Exercise goal:
Filter the data for "Tuberkulose" and copy matching lines.

Data records

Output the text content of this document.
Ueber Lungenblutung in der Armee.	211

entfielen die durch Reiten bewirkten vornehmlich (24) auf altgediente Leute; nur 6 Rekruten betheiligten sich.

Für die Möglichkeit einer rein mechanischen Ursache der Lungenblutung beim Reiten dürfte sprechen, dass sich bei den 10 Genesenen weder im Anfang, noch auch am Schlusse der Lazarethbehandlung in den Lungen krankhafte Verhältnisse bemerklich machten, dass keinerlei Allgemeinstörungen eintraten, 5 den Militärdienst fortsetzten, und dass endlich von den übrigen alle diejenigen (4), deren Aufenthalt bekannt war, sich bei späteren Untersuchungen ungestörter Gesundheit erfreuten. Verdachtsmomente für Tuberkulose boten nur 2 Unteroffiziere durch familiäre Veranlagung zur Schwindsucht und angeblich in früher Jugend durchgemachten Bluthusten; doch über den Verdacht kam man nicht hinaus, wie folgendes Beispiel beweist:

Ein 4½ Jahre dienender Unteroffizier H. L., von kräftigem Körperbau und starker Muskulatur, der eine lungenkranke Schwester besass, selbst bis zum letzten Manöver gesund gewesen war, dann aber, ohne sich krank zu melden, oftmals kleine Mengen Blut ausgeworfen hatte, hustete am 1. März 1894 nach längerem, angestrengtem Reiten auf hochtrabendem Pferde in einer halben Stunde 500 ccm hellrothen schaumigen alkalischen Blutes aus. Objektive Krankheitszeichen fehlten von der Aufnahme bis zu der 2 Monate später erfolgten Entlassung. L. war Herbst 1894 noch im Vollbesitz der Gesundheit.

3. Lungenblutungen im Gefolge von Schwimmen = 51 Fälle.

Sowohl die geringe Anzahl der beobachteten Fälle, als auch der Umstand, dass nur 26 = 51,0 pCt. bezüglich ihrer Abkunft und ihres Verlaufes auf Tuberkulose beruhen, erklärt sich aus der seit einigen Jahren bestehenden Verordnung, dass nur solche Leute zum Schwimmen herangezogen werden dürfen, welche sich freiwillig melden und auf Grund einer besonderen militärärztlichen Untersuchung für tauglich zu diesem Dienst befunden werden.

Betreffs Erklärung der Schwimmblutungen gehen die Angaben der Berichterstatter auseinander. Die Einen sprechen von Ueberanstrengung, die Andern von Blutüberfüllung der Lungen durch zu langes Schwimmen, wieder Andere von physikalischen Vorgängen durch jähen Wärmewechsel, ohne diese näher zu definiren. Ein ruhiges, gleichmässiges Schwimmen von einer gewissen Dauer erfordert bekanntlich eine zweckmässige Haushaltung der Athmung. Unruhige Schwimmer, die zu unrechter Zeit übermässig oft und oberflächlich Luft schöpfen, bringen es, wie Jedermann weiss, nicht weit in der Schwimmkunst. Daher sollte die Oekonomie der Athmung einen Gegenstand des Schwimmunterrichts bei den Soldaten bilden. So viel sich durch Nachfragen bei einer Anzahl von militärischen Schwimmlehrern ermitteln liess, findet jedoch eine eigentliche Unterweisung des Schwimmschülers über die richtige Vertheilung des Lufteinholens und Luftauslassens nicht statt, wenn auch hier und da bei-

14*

Expected answer:
Für die Möglichkeit einer rein mechanischen Ursache der Lungenblutung beim Reiten dürfte sprechen, dass sich bei den 10 Genesenen weder im Anfang, noch auch am Schlusse der Lazarethbehandlung in den Lungen krankhafte Verhältnisse bemerklich machten, dass keinerlei Allgemeinstörungen eintraten, 5 den Militärdienst fortsetzten, und dass endlich von den übrigen alle diejenigen (4), deren Aufenthalt bekannt war, sich bei späteren Untersuchungen ungestörter Gesundheit erfreuten. Verdachtsmomente für Tuberkulose boten nur 2 Unteroffiziere durch familiäre Veranlagung zur Schwindsucht und angeblich in früher Jugend durchgemachten Bluthusten; doch über den Verdacht kam man nicht hinaus, wie folgendes Beispiel beweist:
Sowohl die geringe Anzahl der beobachteten Fälle, als auch der Umstand, dass nur 26 = 51,0 pCt. bezüglich ihrer Abkunft und ihres Verlaufes auf Tuberkulose beruhen, erklärt sich aus der seit einigen Jahren bestehenden Verordnung, dass nur solche Leute zum Schwimmen herangezogen werden dürfen, welche sich freiwillig melden und auf Grund einer besonderen militärärztlichen Untersuchung für tauglich zu diesem Dienst befunden werden.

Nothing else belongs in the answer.